Instructions for the task
Reproduce every entry below with each occurrence of "category-label-char" swapped for "axis-label-char", leaving all other text untouched. Omit the pictures from your output.

** Start of Input data **

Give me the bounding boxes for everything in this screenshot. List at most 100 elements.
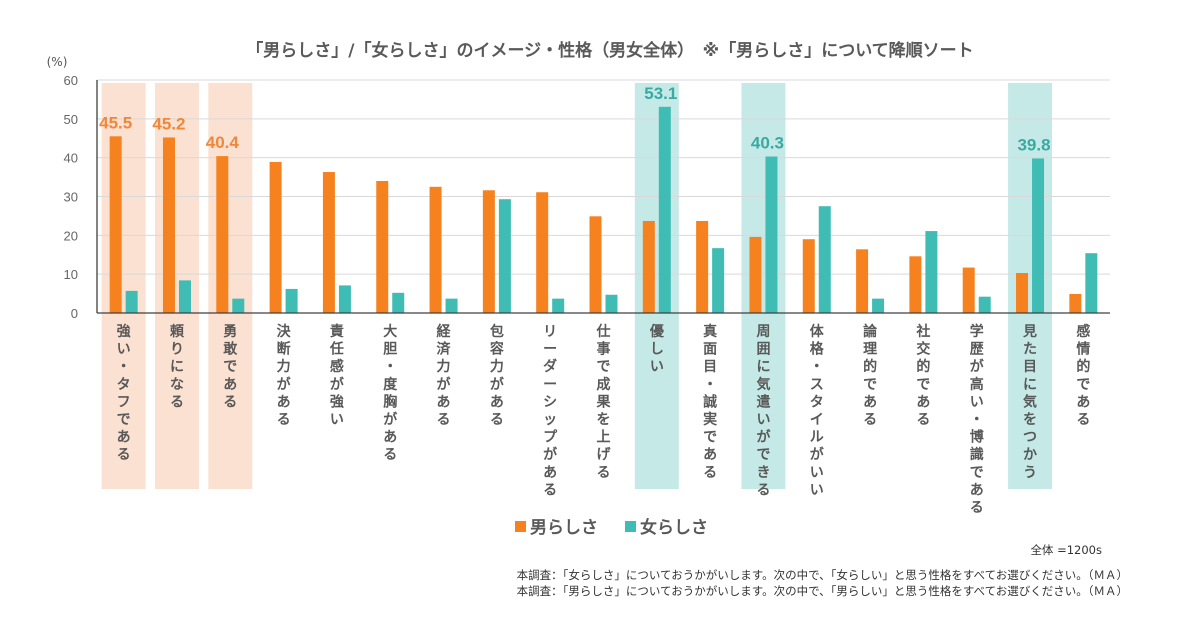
category-label-char: あ <box>916 394 930 410</box>
legend-swatch-female <box>625 521 636 532</box>
highlight-band <box>634 83 679 489</box>
category-label-char: 囲 <box>756 342 770 358</box>
category-label-char: が <box>543 446 558 463</box>
bar-male <box>322 172 335 313</box>
category-label-char: あ <box>863 394 877 410</box>
category-label-char: る <box>383 447 397 463</box>
category-label-char: 仕 <box>596 323 611 340</box>
category-label-char: い <box>117 342 131 358</box>
y-tick-label: 50 <box>64 112 78 127</box>
category-label-char: あ <box>277 394 291 410</box>
category-label-char: 経 <box>437 323 452 340</box>
y-tick-label: 20 <box>64 228 78 243</box>
category-label-char: る <box>597 465 611 481</box>
category-label-char: ー <box>543 377 557 393</box>
category-label-char: る <box>1076 412 1090 428</box>
category-label-char: 実 <box>703 411 717 428</box>
category-label-char: 胆 <box>383 342 397 358</box>
category-label-char: が <box>330 376 345 393</box>
category-label-char: 誠 <box>703 393 717 410</box>
bar-male <box>1069 293 1082 313</box>
category-label-char: 決 <box>277 323 292 340</box>
category-label-char: を <box>597 412 611 428</box>
category-label-char: る <box>437 412 451 428</box>
category-label-char: ・ <box>117 359 131 375</box>
data-label: 45.5 <box>99 113 132 132</box>
category-label-char: 力 <box>437 358 451 375</box>
bars <box>109 106 1098 313</box>
category-label-char: で <box>863 377 877 393</box>
category-label-char: る <box>756 482 770 498</box>
bar-male <box>429 186 442 313</box>
y-tick-label: 0 <box>71 306 78 321</box>
bar-male <box>162 137 175 313</box>
category-label-char: 論 <box>863 323 878 340</box>
y-tick-label: 10 <box>64 267 78 282</box>
category-label-char: タ <box>810 394 824 410</box>
category-label-char: 的 <box>1076 358 1090 375</box>
category-label-char: あ <box>970 482 984 498</box>
bar-female <box>925 231 938 313</box>
category-label-char: 感 <box>330 358 344 375</box>
category-label-char: ダ <box>543 358 557 375</box>
bar-female <box>1085 253 1098 313</box>
bar-female <box>658 106 671 313</box>
category-label-char: な <box>170 377 184 393</box>
bar-male <box>962 267 975 313</box>
y-axis-ticks: 0 10 20 30 40 50 60 <box>64 73 78 321</box>
bar-female <box>445 298 458 313</box>
category-label-char: る <box>703 465 717 481</box>
highlight-band <box>1008 83 1053 489</box>
category-label-char: 断 <box>277 341 291 358</box>
y-axis-unit: (%) <box>47 55 68 69</box>
category-label-char: 上 <box>597 430 611 446</box>
category-label-char: を <box>1023 412 1037 428</box>
category-label-char: る <box>223 394 237 410</box>
bar-male <box>536 192 549 313</box>
category-label-char: る <box>170 394 184 410</box>
category-label-char: で <box>1076 377 1090 393</box>
bar-female <box>872 298 885 313</box>
bar-male <box>376 180 389 313</box>
category-label-char: 大 <box>383 323 397 340</box>
category-label-char: 学 <box>970 323 984 340</box>
category-label-char: る <box>490 412 504 428</box>
legend-swatch-male <box>515 521 526 532</box>
category-label-char: で <box>597 359 611 375</box>
category-label-char: か <box>1023 447 1037 463</box>
category-label-char: 容 <box>489 341 504 358</box>
category-label-char: 高 <box>970 376 984 393</box>
bar-male <box>802 239 815 313</box>
category-label-char: 真 <box>703 323 717 340</box>
category-label-char: 勇 <box>223 324 237 340</box>
bar-male <box>482 190 495 313</box>
legend-label-female: 女らしさ <box>640 517 708 538</box>
category-label-char: 優 <box>649 323 665 340</box>
y-tick-label: 30 <box>64 190 78 205</box>
category-label-char: 的 <box>916 358 930 375</box>
category-label-char: い <box>650 359 664 375</box>
category-label-char: 感 <box>1076 323 1090 340</box>
category-label-char: ッ <box>543 412 557 428</box>
chart-title: 「男らしさ」/「女らしさ」のイメージ・性格（男女全体） ※「男らしさ」について降… <box>246 40 973 61</box>
category-label-char: 任 <box>329 341 344 358</box>
bar-male <box>109 136 122 313</box>
category-label-char: に <box>1023 377 1037 393</box>
category-label-char: 周 <box>756 324 770 340</box>
category-label-char: タ <box>117 377 131 393</box>
bar-female <box>232 298 245 313</box>
category-label-char: つ <box>1023 430 1037 446</box>
category-label-char: 力 <box>490 358 504 375</box>
category-label-char: 理 <box>863 342 877 358</box>
category-label-char: ー <box>543 342 557 358</box>
category-label-char: 体 <box>810 323 825 340</box>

** End of Input data **

Answer in full
Give me the bounding boxes for everything in this screenshot. List at most 100 elements.
axis-label-char: あ <box>916 394 930 410</box>
legend-swatch-female <box>625 521 636 532</box>
highlight-band <box>634 83 679 489</box>
axis-label-char: 囲 <box>756 342 770 358</box>
axis-label-char: が <box>543 446 558 463</box>
bar-male <box>322 172 335 313</box>
axis-label-char: あ <box>863 394 877 410</box>
axis-label-char: る <box>383 447 397 463</box>
axis-label-char: 仕 <box>596 323 611 340</box>
axis-label-char: い <box>117 342 131 358</box>
y-tick-label: 50 <box>64 112 78 127</box>
axis-label-char: あ <box>277 394 291 410</box>
axis-label-char: 経 <box>437 323 452 340</box>
y-tick-label: 20 <box>64 228 78 243</box>
axis-label-char: る <box>597 465 611 481</box>
axis-label-char: ー <box>543 377 557 393</box>
axis-label-char: る <box>1076 412 1090 428</box>
axis-label-char: 実 <box>703 411 717 428</box>
axis-label-char: 胆 <box>383 342 397 358</box>
axis-label-char: が <box>330 376 345 393</box>
axis-label-char: 誠 <box>703 393 717 410</box>
bar-male <box>1069 293 1082 313</box>
axis-label-char: 決 <box>277 323 292 340</box>
axis-label-char: を <box>597 412 611 428</box>
axis-label-char: る <box>437 412 451 428</box>
axis-label-char: ・ <box>117 359 131 375</box>
data-label: 45.5 <box>99 113 132 132</box>
axis-label-char: 力 <box>437 358 451 375</box>
bars <box>109 106 1098 313</box>
axis-label-char: で <box>863 377 877 393</box>
axis-label-char: る <box>756 482 770 498</box>
bar-male <box>429 186 442 313</box>
y-tick-label: 0 <box>71 306 78 321</box>
bar-male <box>162 137 175 313</box>
axis-label-char: 論 <box>863 323 878 340</box>
y-tick-label: 10 <box>64 267 78 282</box>
axis-label-char: タ <box>810 394 824 410</box>
axis-label-char: 的 <box>1076 358 1090 375</box>
axis-label-char: あ <box>970 482 984 498</box>
bar-female <box>925 231 938 313</box>
axis-label-char: 感 <box>330 358 344 375</box>
axis-label-char: ダ <box>543 358 557 375</box>
bar-female <box>1085 253 1098 313</box>
bar-female <box>658 106 671 313</box>
axis-label-char: な <box>170 377 184 393</box>
bar-male <box>962 267 975 313</box>
y-axis-ticks: 0 10 20 30 40 50 60 <box>64 73 78 321</box>
bar-female <box>445 298 458 313</box>
axis-label-char: る <box>703 465 717 481</box>
highlight-band <box>1008 83 1053 489</box>
axis-label-char: 断 <box>277 341 291 358</box>
y-axis-unit: (%) <box>47 55 68 69</box>
axis-label-char: 上 <box>597 430 611 446</box>
axis-label-char: を <box>1023 412 1037 428</box>
axis-label-char: る <box>223 394 237 410</box>
bar-male <box>536 192 549 313</box>
axis-label-char: る <box>170 394 184 410</box>
axis-label-char: で <box>1076 377 1090 393</box>
bar-female <box>872 298 885 313</box>
bar-male <box>376 180 389 313</box>
axis-label-char: 大 <box>383 323 397 340</box>
axis-label-char: 学 <box>970 323 984 340</box>
axis-label-char: る <box>490 412 504 428</box>
legend-swatch-male <box>515 521 526 532</box>
axis-label-char: で <box>597 359 611 375</box>
axis-label-char: か <box>1023 447 1037 463</box>
axis-label-char: 容 <box>489 341 504 358</box>
axis-label-char: 高 <box>970 376 984 393</box>
bar-male <box>802 239 815 313</box>
axis-label-char: 真 <box>703 323 717 340</box>
axis-label-char: 勇 <box>223 324 237 340</box>
bar-male <box>482 190 495 313</box>
legend-label-female: 女らしさ <box>640 517 708 538</box>
axis-label-char: 優 <box>649 323 665 340</box>
y-tick-label: 30 <box>64 190 78 205</box>
axis-label-char: 的 <box>916 358 930 375</box>
axis-label-char: い <box>650 359 664 375</box>
axis-label-char: 感 <box>1076 323 1090 340</box>
axis-label-char: ッ <box>543 412 557 428</box>
chart-title: 「男らしさ」/「女らしさ」のイメージ・性格（男女全体） ※「男らしさ」について降… <box>246 40 973 61</box>
axis-label-char: 任 <box>329 341 344 358</box>
bar-male <box>109 136 122 313</box>
axis-label-char: に <box>1023 377 1037 393</box>
axis-label-char: 周 <box>756 324 770 340</box>
axis-label-char: タ <box>117 377 131 393</box>
bar-female <box>232 298 245 313</box>
axis-label-char: つ <box>1023 430 1037 446</box>
axis-label-char: 力 <box>490 358 504 375</box>
axis-label-char: 理 <box>863 342 877 358</box>
axis-label-char: ー <box>543 342 557 358</box>
axis-label-char: 体 <box>810 323 825 340</box>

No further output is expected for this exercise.